■ TASK DIRECTIONS:
Below is a listing; write it out exactly and drop any images from it.

[Data items]
◇ ◇ ◇

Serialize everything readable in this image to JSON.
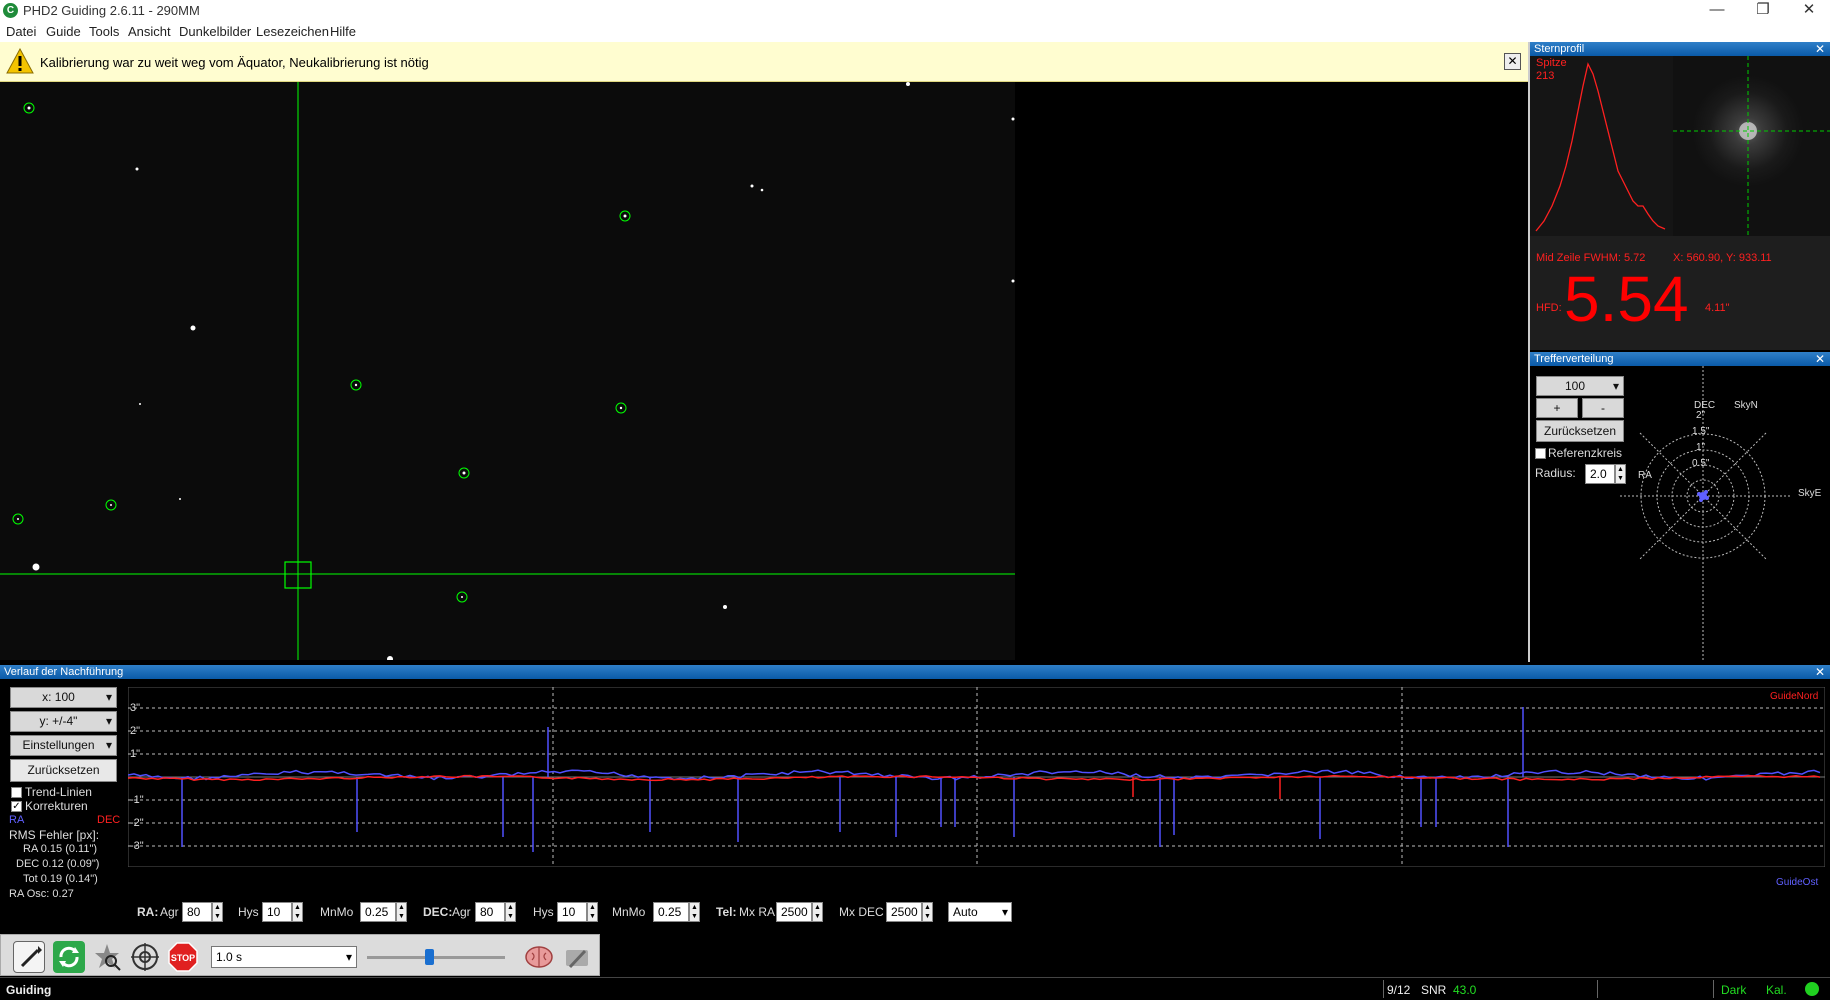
{
  "app": {
    "title": "PHD2 Guiding 2.6.11 - 290MM",
    "icon_letter": "C"
  },
  "window_controls": {
    "minimize": "—",
    "maximize": "❐",
    "close": "✕"
  },
  "menu": [
    "Datei",
    "Guide",
    "Tools",
    "Ansicht",
    "Dunkelbilder",
    "Lesezeichen",
    "Hilfe"
  ],
  "alert": {
    "text": "Kalibrierung war zu weit weg vom Äquator, Neukalibrierung ist nötig",
    "close": "✕"
  },
  "profile": {
    "title": "Sternprofil",
    "peak_label": "Spitze",
    "peak_value": "213",
    "midrow": "Mid Zeile FWHM: 5.72",
    "coords": "X: 560.90, Y: 933.11",
    "hfd_label": "HFD:",
    "hfd_value": "5.54",
    "hfd_arcsec": "4.11\""
  },
  "target": {
    "title": "Trefferverteilung",
    "count": "100",
    "plus": "+",
    "minus": "-",
    "reset": "Zurücksetzen",
    "refcircle": "Referenzkreis",
    "radius_label": "Radius:",
    "radius_value": "2.0",
    "dec_label": "DEC",
    "skyn": "SkyN",
    "ra_label": "RA",
    "skye": "SkyE",
    "rings": [
      "2\"",
      "1.5\"",
      "1\"",
      "0.5\""
    ]
  },
  "history": {
    "title": "Verlauf der Nachführung",
    "x_select": "x: 100",
    "y_select": "y: +/-4\"",
    "settings": "Einstellungen",
    "reset": "Zurücksetzen",
    "trend_lines": "Trend-Linien",
    "corrections": "Korrekturen",
    "ra": "RA",
    "dec": "DEC",
    "rms_title": "RMS Fehler [px]:",
    "rms_ra": "RA 0.15 (0.11\")",
    "rms_dec": "DEC 0.12 (0.09\")",
    "rms_tot": "Tot 0.19 (0.14\")",
    "ra_osc": "RA Osc: 0.27",
    "guide_north": "GuideNord",
    "guide_east": "GuideOst",
    "y_ticks": [
      "3\"",
      "2\"",
      "1\"",
      "-1\"",
      "-2\"",
      "-3\""
    ]
  },
  "params": {
    "ra_label": "RA:",
    "agr_label": "Agr",
    "ra_agr": "80",
    "hys_label": "Hys",
    "ra_hys": "10",
    "mnmo_label": "MnMo",
    "ra_mnmo": "0.25",
    "dec_label": "DEC:",
    "dec_agr": "80",
    "dec_hys": "10",
    "dec_mnmo": "0.25",
    "tel_label": "Tel:",
    "mxra_label": "Mx RA",
    "mxra": "2500",
    "mxdec_label": "Mx DEC",
    "mxdec": "2500",
    "mode": "Auto"
  },
  "toolbar": {
    "exposure": "1.0 s",
    "stop": "STOP",
    "exposure_fraction": 0.45
  },
  "status": {
    "left": "Guiding",
    "frames": "9/12",
    "snr_label": "SNR",
    "snr_value": "43.0",
    "dark": "Dark",
    "cal": "Kal."
  },
  "colors": {
    "accent_green": "#00ff00",
    "ra_blue": "#5050ff",
    "dec_red": "#ff2020",
    "profile_red": "#ff2020"
  }
}
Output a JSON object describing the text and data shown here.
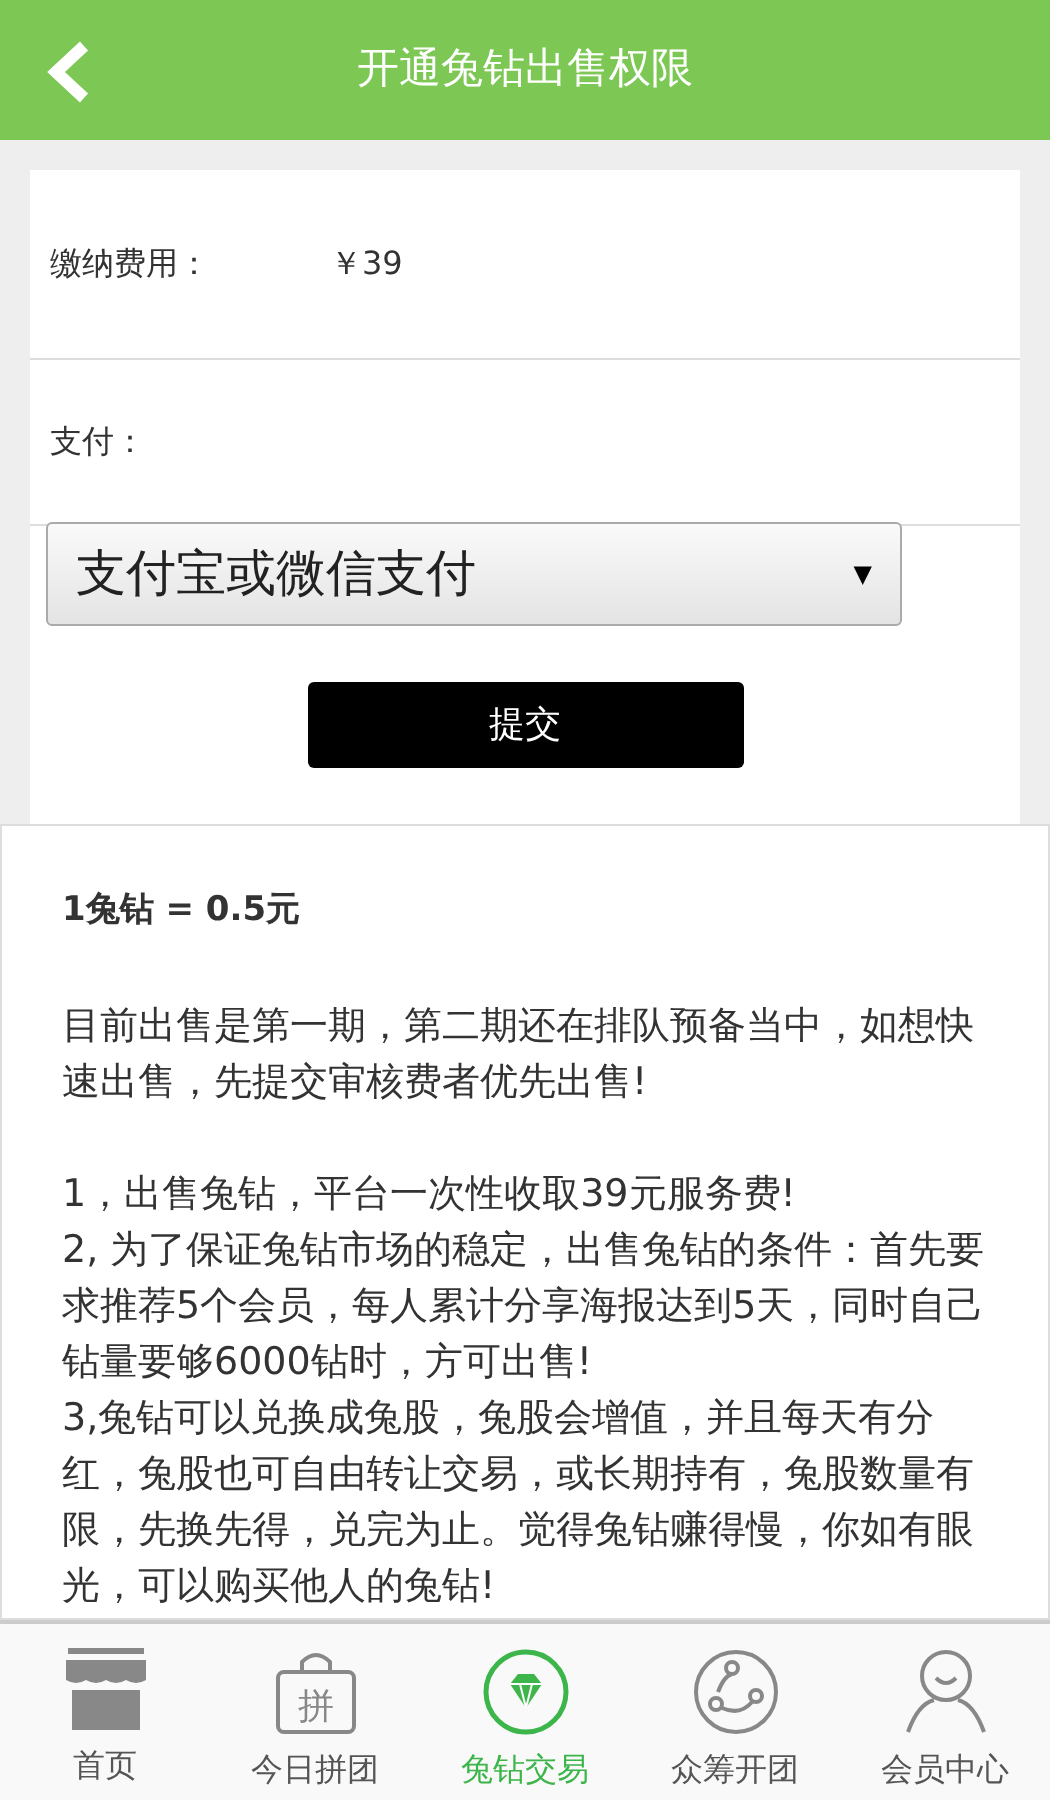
{
  "header": {
    "title": "开通兔钻出售权限"
  },
  "form": {
    "fee_label": "缴纳费用：",
    "fee_value": "￥39",
    "pay_label": "支付：",
    "pay_select": "支付宝或微信支付",
    "select_caret": "▼",
    "submit": "提交"
  },
  "info": {
    "rate": "1兔钻 = 0.5元",
    "paragraphs": [
      "目前出售是第一期，第二期还在排队预备当中，如想快速出售，先提交审核费者优先出售!",
      "1，出售兔钻，平台一次性收取39元服务费!\n2, 为了保证兔钻市场的稳定，出售兔钻的条件：首先要求推荐5个会员，每人累计分享海报达到5天，同时自己钻量要够6000钻时，方可出售!\n3,兔钻可以兑换成兔股，兔股会增值，并且每天有分红，兔股也可自由转让交易，或长期持有，兔股数量有限，先换先得，兑完为止。觉得兔钻赚得慢，你如有眼光，可以购买他人的兔钻!"
    ]
  },
  "tabs": [
    {
      "kind": "shop",
      "label": "首页",
      "selected": false
    },
    {
      "kind": "bag",
      "label": "今日拼团",
      "icon_text": "拼",
      "selected": false
    },
    {
      "kind": "gem",
      "label": "兔钻交易",
      "selected": true
    },
    {
      "kind": "share",
      "label": "众筹开团",
      "selected": false
    },
    {
      "kind": "user",
      "label": "会员中心",
      "selected": false
    }
  ]
}
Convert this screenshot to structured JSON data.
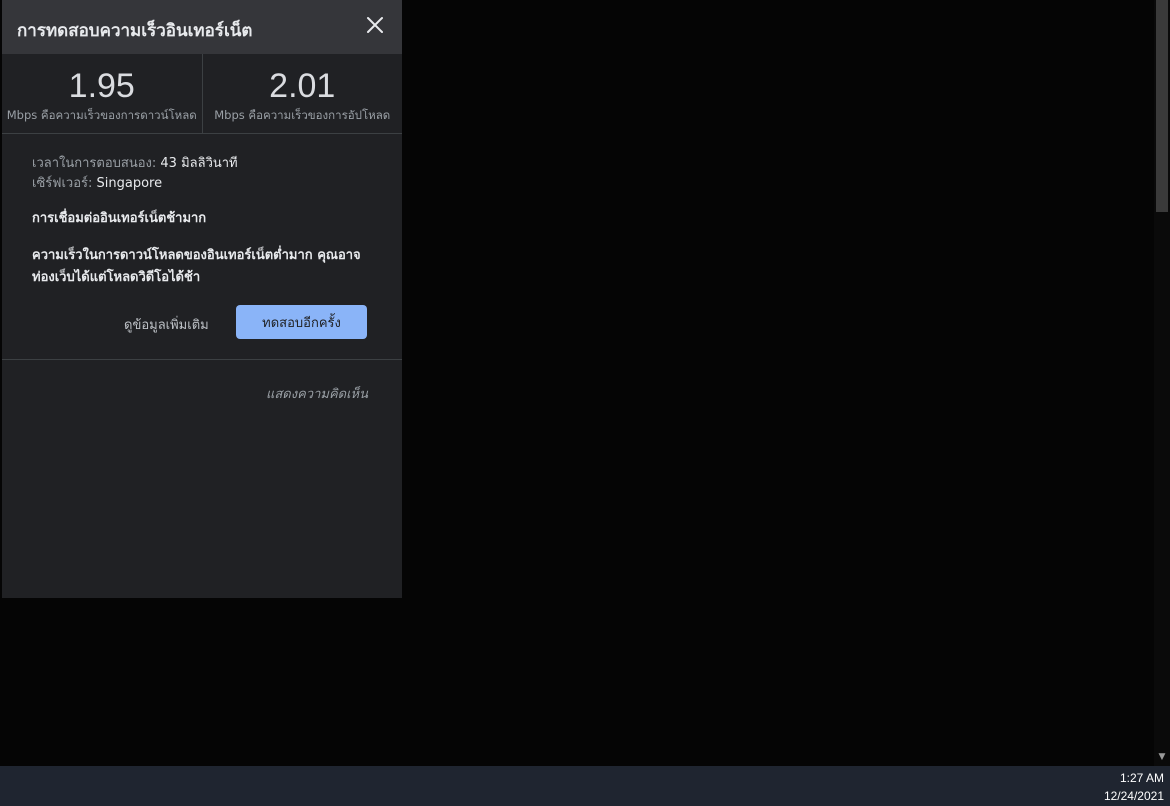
{
  "panel": {
    "title": "การทดสอบความเร็วอินเทอร์เน็ต",
    "download": {
      "value": "1.95",
      "caption": "Mbps คือความเร็วของการดาวน์โหลด"
    },
    "upload": {
      "value": "2.01",
      "caption": "Mbps คือความเร็วของการอัปโหลด"
    },
    "latency": {
      "label": "เวลาในการตอบสนอง: ",
      "value": "43 มิลลิวินาที"
    },
    "server": {
      "label": "เซิร์ฟเวอร์: ",
      "value": "Singapore"
    },
    "status": "การเชื่อมต่ออินเทอร์เน็ตช้ามาก",
    "description": "ความเร็วในการดาวน์โหลดของอินเทอร์เน็ตต่ำมาก คุณอาจท่องเว็บได้แต่โหลดวิดีโอได้ช้า",
    "more_info_label": "ดูข้อมูลเพิ่มเติม",
    "retry_label": "ทดสอบอีกครั้ง",
    "feedback_label": "แสดงความคิดเห็น",
    "close_icon": "close-icon"
  },
  "taskbar": {
    "time": "1:27 AM",
    "date": "12/24/2021"
  },
  "colors": {
    "panel_bg": "#202124",
    "header_bg": "#35363a",
    "accent": "#8ab4f8",
    "taskbar_bg": "#1f2530"
  }
}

◇ ◇ ◇

■ THE RESPONSE:
Serialize everything readable in this image to JSON.
{
  "app": {
    "title": "PHD2 Guiding 2.6.11 - 290MM",
    "icon_letter": "C"
  },
  "window_controls": {
    "minimize": "—",
    "maximize": "❐",
    "close": "✕"
  },
  "menu": [
    "Datei",
    "Guide",
    "Tools",
    "Ansicht",
    "Dunkelbilder",
    "Lesezeichen",
    "Hilfe"
  ],
  "alert": {
    "text": "Kalibrierung war zu weit weg vom Äquator, Neukalibrierung ist nötig",
    "close": "✕"
  },
  "profile": {
    "title": "Sternprofil",
    "peak_label": "Spitze",
    "peak_value": "213",
    "midrow": "Mid Zeile FWHM: 5.72",
    "coords": "X: 560.90, Y: 933.11",
    "hfd_label": "HFD:",
    "hfd_value": "5.54",
    "hfd_arcsec": "4.11\""
  },
  "target": {
    "title": "Trefferverteilung",
    "count": "100",
    "plus": "+",
    "minus": "-",
    "reset": "Zurücksetzen",
    "refcircle": "Referenzkreis",
    "radius_label": "Radius:",
    "radius_value": "2.0",
    "dec_label": "DEC",
    "skyn": "SkyN",
    "ra_label": "RA",
    "skye": "SkyE",
    "rings": [
      "2\"",
      "1.5\"",
      "1\"",
      "0.5\""
    ]
  },
  "history": {
    "title": "Verlauf der Nachführung",
    "x_select": "x: 100",
    "y_select": "y: +/-4\"",
    "settings": "Einstellungen",
    "reset": "Zurücksetzen",
    "trend_lines": "Trend-Linien",
    "corrections": "Korrekturen",
    "ra": "RA",
    "dec": "DEC",
    "rms_title": "RMS Fehler [px]:",
    "rms_ra": "RA 0.15 (0.11\")",
    "rms_dec": "DEC 0.12 (0.09\")",
    "rms_tot": "Tot 0.19 (0.14\")",
    "ra_osc": "RA Osc: 0.27",
    "guide_north": "GuideNord",
    "guide_east": "GuideOst",
    "y_ticks": [
      "3\"",
      "2\"",
      "1\"",
      "-1\"",
      "-2\"",
      "-3\""
    ]
  },
  "params": {
    "ra_label": "RA:",
    "agr_label": "Agr",
    "ra_agr": "80",
    "hys_label": "Hys",
    "ra_hys": "10",
    "mnmo_label": "MnMo",
    "ra_mnmo": "0.25",
    "dec_label": "DEC:",
    "dec_agr": "80",
    "dec_hys": "10",
    "dec_mnmo": "0.25",
    "tel_label": "Tel:",
    "mxra_label": "Mx RA",
    "mxra": "2500",
    "mxdec_label": "Mx DEC",
    "mxdec": "2500",
    "mode": "Auto"
  },
  "toolbar": {
    "exposure": "1.0 s",
    "stop": "STOP",
    "exposure_fraction": 0.45
  },
  "status": {
    "left": "Guiding",
    "frames": "9/12",
    "snr_label": "SNR",
    "snr_value": "43.0",
    "dark": "Dark",
    "cal": "Kal."
  },
  "colors": {
    "accent_green": "#00ff00",
    "ra_blue": "#5050ff",
    "dec_red": "#ff2020",
    "profile_red": "#ff2020"
  }
}
Output a JSON object describing the text and data shown here.
{
  "header": {
    "title": "开通兔钻出售权限"
  },
  "form": {
    "fee_label": "缴纳费用：",
    "fee_value": "￥39",
    "pay_label": "支付：",
    "pay_select": "支付宝或微信支付",
    "select_caret": "▼",
    "submit": "提交"
  },
  "info": {
    "rate": "1兔钻 = 0.5元",
    "paragraphs": [
      "目前出售是第一期，第二期还在排队预备当中，如想快速出售，先提交审核费者优先出售!",
      "1，出售兔钻，平台一次性收取39元服务费!\n2, 为了保证兔钻市场的稳定，出售兔钻的条件：首先要求推荐5个会员，每人累计分享海报达到5天，同时自己钻量要够6000钻时，方可出售!\n3,兔钻可以兑换成兔股，兔股会增值，并且每天有分红，兔股也可自由转让交易，或长期持有，兔股数量有限，先换先得，兑完为止。觉得兔钻赚得慢，你如有眼光，可以购买他人的兔钻!"
    ]
  },
  "tabs": [
    {
      "kind": "shop",
      "label": "首页",
      "selected": false
    },
    {
      "kind": "bag",
      "label": "今日拼团",
      "icon_text": "拼",
      "selected": false
    },
    {
      "kind": "gem",
      "label": "兔钻交易",
      "selected": true
    },
    {
      "kind": "share",
      "label": "众筹开团",
      "selected": false
    },
    {
      "kind": "user",
      "label": "会员中心",
      "selected": false
    }
  ]
}
Convert this screenshot to structured JSON data.
{
  "panel": {
    "title": "การทดสอบความเร็วอินเทอร์เน็ต",
    "download": {
      "value": "1.95",
      "caption": "Mbps คือความเร็วของการดาวน์โหลด"
    },
    "upload": {
      "value": "2.01",
      "caption": "Mbps คือความเร็วของการอัปโหลด"
    },
    "latency": {
      "label": "เวลาในการตอบสนอง: ",
      "value": "43 มิลลิวินาที"
    },
    "server": {
      "label": "เซิร์ฟเวอร์: ",
      "value": "Singapore"
    },
    "status": "การเชื่อมต่ออินเทอร์เน็ตช้ามาก",
    "description": "ความเร็วในการดาวน์โหลดของอินเทอร์เน็ตต่ำมาก คุณอาจท่องเว็บได้แต่โหลดวิดีโอได้ช้า",
    "more_info_label": "ดูข้อมูลเพิ่มเติม",
    "retry_label": "ทดสอบอีกครั้ง",
    "feedback_label": "แสดงความคิดเห็น",
    "close_icon": "close-icon"
  },
  "taskbar": {
    "time": "1:27 AM",
    "date": "12/24/2021"
  },
  "colors": {
    "panel_bg": "#202124",
    "header_bg": "#35363a",
    "accent": "#8ab4f8",
    "taskbar_bg": "#1f2530"
  }
}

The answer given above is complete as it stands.